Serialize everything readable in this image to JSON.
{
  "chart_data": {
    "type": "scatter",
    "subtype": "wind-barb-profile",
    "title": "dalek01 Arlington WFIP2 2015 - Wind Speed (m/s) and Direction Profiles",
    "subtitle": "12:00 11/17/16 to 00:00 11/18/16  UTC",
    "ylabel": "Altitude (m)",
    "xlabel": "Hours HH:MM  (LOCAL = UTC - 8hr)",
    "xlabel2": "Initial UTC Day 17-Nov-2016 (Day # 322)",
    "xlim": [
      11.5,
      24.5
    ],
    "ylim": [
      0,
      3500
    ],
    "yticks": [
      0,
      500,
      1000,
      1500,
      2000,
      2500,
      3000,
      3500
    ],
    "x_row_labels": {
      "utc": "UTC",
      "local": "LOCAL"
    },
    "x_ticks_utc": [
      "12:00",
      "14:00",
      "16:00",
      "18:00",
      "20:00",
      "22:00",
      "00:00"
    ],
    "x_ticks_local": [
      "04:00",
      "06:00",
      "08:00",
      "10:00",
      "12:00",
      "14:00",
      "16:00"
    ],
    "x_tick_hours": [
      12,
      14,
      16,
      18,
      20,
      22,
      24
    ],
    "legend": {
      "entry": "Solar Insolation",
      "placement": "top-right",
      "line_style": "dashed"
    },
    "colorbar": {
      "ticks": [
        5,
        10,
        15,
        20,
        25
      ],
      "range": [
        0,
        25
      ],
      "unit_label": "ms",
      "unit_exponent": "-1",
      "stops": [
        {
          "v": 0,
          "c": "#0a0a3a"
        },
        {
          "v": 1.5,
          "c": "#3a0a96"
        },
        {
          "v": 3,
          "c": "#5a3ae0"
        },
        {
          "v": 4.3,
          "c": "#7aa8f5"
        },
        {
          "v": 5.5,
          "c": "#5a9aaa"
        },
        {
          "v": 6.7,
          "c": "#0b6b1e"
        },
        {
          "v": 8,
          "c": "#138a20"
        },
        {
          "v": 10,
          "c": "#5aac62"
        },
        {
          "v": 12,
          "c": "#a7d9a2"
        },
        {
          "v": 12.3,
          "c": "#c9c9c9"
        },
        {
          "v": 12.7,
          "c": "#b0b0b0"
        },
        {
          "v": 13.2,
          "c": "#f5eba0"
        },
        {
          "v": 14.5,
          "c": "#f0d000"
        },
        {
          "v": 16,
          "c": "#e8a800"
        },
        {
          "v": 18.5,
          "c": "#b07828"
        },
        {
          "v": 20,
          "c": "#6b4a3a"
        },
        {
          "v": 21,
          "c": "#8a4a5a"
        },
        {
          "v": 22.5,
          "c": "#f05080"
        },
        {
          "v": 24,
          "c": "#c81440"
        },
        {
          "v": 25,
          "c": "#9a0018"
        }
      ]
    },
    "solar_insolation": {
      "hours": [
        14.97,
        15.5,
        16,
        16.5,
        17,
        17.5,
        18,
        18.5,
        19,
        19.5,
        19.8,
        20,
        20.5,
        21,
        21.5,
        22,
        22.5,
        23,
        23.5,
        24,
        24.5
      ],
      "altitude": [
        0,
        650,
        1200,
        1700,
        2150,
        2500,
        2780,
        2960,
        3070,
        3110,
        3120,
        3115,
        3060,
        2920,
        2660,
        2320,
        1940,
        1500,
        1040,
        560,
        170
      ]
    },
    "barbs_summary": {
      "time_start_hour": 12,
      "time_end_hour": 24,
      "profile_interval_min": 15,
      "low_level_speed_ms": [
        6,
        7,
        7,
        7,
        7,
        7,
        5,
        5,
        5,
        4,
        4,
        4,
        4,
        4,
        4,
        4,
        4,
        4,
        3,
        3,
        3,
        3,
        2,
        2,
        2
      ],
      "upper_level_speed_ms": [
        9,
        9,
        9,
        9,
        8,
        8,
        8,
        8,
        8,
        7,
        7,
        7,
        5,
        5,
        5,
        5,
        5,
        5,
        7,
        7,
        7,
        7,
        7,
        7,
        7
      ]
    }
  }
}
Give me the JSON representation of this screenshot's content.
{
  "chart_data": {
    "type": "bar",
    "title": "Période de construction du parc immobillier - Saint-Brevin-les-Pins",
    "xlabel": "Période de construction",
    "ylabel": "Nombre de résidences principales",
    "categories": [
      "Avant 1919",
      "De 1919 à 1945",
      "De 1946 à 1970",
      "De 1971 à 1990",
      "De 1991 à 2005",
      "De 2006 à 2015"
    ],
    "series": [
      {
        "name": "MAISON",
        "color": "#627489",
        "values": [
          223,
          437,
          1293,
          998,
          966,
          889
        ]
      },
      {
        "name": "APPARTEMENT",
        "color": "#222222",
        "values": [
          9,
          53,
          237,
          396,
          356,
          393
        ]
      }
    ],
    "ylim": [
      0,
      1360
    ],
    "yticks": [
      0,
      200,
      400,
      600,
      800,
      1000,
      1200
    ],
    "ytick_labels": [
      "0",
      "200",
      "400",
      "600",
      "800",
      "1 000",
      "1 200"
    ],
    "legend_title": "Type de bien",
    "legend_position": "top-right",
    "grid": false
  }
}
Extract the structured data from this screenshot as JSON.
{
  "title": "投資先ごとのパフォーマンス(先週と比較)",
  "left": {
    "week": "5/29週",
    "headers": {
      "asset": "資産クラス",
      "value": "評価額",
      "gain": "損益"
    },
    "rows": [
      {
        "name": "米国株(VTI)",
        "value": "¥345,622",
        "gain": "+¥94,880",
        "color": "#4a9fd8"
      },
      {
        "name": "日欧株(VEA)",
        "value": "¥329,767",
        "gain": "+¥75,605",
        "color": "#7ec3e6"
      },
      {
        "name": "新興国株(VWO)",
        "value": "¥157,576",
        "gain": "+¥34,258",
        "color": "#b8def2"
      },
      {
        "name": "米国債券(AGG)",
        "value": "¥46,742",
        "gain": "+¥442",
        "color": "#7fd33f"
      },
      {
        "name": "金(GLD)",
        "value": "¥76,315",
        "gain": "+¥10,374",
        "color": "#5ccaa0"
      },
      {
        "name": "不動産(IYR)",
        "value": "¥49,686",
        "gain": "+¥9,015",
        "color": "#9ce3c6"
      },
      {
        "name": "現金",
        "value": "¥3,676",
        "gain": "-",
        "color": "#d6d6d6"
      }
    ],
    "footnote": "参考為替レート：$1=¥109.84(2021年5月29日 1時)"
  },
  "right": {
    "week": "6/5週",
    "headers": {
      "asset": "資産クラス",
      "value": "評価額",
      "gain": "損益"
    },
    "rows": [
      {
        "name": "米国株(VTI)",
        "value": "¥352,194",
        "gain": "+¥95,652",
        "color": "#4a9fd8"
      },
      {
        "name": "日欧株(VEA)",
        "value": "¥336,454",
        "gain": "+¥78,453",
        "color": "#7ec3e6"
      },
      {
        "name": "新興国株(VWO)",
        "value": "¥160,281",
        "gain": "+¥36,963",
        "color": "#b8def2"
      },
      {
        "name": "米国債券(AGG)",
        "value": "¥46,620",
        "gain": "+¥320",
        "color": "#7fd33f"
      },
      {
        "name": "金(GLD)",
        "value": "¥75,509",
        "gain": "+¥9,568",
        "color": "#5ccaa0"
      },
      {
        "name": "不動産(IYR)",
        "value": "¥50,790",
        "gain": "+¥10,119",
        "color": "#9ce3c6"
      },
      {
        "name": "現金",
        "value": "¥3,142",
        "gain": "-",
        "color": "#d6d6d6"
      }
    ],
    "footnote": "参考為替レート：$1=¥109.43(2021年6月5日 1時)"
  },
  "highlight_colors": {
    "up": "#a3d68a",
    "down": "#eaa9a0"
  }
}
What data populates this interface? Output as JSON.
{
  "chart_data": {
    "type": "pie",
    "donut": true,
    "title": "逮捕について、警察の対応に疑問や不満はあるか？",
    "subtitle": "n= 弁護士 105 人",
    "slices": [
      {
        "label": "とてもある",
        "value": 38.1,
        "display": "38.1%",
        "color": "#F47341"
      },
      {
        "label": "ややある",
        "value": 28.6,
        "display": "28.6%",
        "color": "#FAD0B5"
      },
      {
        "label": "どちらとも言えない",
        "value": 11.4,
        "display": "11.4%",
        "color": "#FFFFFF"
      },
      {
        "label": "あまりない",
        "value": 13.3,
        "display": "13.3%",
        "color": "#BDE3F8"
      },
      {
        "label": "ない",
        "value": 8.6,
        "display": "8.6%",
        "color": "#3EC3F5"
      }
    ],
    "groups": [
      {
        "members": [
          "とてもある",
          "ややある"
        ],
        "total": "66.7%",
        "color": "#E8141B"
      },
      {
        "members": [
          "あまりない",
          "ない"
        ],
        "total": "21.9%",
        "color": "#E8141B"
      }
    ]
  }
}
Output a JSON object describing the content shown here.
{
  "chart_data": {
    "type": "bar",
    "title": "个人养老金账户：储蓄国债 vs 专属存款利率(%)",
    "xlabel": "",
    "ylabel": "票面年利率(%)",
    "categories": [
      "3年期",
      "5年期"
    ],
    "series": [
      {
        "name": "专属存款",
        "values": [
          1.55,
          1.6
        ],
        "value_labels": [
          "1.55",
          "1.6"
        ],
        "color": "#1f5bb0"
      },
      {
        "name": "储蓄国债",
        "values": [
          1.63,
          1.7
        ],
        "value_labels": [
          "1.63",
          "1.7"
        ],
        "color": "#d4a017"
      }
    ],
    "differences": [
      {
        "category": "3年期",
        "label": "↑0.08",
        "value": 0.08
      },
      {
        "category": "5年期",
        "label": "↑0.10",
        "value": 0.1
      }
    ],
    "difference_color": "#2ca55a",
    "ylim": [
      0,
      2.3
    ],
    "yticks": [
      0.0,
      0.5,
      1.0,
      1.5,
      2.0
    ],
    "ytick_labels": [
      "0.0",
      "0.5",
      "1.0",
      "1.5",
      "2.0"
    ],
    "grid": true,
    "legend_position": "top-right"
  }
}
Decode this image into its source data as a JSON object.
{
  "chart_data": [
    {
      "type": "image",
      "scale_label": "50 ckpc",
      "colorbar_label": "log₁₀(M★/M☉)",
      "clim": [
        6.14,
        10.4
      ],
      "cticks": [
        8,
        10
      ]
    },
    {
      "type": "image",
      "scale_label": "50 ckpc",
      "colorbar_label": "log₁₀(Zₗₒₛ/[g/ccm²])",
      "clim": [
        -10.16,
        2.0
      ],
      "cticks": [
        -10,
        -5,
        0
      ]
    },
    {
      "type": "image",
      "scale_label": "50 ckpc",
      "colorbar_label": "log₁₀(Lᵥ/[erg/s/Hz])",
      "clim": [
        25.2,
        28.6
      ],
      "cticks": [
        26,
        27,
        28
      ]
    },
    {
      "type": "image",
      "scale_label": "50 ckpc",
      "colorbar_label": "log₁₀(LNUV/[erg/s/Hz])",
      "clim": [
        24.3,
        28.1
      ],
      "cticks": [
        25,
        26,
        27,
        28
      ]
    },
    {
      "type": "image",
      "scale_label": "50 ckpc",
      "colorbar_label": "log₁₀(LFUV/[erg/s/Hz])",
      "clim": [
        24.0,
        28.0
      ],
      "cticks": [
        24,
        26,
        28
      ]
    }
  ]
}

________________________

Objective |
Copy out each line of the material that holds the word "right".

Exercise solution |
      "placement": "top-right",
    "legend_position": "top-right",
  "right": {
    "legend_position": "top-right"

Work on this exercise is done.